Provided data:
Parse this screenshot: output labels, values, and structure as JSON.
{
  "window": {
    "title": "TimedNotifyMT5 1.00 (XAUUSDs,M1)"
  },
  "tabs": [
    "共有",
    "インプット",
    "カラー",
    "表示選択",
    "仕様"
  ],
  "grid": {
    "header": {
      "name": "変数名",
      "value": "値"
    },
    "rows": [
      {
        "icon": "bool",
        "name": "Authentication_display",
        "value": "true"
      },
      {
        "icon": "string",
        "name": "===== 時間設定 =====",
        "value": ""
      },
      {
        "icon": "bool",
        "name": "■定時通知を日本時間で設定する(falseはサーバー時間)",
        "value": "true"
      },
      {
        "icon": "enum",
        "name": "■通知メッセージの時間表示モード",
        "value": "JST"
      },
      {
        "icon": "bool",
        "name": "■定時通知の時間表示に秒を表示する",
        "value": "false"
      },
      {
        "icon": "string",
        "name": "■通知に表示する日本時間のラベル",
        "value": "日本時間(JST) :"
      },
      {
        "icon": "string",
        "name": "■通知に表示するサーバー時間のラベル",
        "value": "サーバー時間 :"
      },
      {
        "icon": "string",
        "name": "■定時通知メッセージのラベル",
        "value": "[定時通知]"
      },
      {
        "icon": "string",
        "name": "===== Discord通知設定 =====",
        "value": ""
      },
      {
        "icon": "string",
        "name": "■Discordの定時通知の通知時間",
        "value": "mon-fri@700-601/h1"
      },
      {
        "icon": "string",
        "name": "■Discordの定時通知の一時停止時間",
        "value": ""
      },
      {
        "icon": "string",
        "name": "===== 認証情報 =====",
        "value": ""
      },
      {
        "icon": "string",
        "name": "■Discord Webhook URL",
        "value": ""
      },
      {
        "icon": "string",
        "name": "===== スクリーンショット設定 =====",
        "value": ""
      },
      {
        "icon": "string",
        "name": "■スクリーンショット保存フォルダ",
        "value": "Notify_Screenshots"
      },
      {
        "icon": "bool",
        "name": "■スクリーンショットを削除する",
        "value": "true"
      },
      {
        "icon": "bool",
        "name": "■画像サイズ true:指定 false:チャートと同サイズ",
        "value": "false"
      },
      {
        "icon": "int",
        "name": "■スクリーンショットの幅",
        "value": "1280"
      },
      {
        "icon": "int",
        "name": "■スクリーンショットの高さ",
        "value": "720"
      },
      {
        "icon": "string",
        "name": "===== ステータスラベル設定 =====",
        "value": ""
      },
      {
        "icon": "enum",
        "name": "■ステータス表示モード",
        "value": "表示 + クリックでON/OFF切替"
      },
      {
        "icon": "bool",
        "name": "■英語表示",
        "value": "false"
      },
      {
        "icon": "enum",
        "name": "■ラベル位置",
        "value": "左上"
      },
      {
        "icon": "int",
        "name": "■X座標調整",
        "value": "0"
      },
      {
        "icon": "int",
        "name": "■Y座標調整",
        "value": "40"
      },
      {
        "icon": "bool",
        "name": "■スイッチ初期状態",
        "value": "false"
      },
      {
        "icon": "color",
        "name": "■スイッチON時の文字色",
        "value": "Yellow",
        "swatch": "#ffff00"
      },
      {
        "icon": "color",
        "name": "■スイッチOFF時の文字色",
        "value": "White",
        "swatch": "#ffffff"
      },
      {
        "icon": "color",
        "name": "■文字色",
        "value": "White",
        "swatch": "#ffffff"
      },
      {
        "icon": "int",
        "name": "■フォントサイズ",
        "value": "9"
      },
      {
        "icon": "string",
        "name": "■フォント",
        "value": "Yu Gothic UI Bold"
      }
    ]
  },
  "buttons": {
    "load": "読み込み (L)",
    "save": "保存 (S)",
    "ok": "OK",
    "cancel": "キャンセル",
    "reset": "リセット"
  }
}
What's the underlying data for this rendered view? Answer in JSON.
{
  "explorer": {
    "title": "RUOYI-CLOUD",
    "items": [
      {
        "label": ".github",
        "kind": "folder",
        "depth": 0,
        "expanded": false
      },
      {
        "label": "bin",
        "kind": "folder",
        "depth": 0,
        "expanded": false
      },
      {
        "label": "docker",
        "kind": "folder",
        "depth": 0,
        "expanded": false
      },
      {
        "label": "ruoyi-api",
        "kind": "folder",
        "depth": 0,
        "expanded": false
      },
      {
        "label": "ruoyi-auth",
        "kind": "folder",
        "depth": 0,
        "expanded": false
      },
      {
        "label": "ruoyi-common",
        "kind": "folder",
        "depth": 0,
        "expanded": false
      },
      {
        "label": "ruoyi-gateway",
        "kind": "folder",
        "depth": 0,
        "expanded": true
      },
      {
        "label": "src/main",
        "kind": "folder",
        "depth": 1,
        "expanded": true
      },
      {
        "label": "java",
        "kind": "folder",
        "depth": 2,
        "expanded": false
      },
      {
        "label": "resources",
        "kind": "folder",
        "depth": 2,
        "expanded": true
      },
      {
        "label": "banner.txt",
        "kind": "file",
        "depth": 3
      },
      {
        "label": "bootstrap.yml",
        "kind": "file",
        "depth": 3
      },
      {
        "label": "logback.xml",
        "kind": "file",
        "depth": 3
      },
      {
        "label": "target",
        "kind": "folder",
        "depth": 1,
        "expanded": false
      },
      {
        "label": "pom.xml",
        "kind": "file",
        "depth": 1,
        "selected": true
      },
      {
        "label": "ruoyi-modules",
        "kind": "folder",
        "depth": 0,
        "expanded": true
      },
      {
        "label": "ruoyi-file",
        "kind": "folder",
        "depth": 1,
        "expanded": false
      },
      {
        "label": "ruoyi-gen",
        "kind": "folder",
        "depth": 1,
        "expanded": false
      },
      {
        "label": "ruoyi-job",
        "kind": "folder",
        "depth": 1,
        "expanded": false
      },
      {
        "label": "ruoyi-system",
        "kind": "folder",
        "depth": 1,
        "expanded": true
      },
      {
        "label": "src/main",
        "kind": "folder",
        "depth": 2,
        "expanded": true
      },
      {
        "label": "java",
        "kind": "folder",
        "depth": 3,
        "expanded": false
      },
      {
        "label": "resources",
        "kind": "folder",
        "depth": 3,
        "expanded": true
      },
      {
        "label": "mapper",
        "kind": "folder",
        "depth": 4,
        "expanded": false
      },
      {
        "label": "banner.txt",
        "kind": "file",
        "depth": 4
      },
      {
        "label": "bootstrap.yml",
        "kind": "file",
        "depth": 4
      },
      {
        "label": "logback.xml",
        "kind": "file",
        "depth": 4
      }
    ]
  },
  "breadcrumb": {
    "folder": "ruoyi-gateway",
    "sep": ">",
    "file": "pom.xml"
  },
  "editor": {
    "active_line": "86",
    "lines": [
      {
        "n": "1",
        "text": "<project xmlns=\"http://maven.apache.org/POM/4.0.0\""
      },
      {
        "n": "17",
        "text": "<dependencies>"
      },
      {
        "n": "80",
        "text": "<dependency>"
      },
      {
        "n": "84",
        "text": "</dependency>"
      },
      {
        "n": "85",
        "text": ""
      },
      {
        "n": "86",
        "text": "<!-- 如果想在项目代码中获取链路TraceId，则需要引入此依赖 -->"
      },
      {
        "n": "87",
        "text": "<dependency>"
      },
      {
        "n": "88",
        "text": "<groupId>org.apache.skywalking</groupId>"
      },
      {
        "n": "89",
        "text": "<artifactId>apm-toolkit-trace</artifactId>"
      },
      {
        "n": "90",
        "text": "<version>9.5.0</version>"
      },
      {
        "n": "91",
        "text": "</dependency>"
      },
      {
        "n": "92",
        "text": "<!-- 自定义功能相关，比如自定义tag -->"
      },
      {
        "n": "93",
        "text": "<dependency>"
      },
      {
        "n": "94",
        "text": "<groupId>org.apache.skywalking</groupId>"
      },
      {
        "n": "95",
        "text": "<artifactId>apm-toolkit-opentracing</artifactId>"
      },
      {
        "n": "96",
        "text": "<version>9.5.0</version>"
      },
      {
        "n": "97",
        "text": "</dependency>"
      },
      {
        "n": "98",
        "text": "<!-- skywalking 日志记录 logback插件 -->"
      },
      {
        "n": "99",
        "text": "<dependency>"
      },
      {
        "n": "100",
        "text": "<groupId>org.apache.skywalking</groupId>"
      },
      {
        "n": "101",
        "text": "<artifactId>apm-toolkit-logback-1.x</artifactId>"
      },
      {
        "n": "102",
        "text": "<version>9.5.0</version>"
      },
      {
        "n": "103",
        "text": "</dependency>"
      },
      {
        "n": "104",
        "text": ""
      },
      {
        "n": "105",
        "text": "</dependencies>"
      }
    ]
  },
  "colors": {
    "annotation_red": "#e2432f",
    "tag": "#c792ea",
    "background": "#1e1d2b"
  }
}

Your task: Search the records for the string "dependencies" and return every line in which it occurs.

Task response:
        "text": "<dependencies>"
        "text": "</dependencies>"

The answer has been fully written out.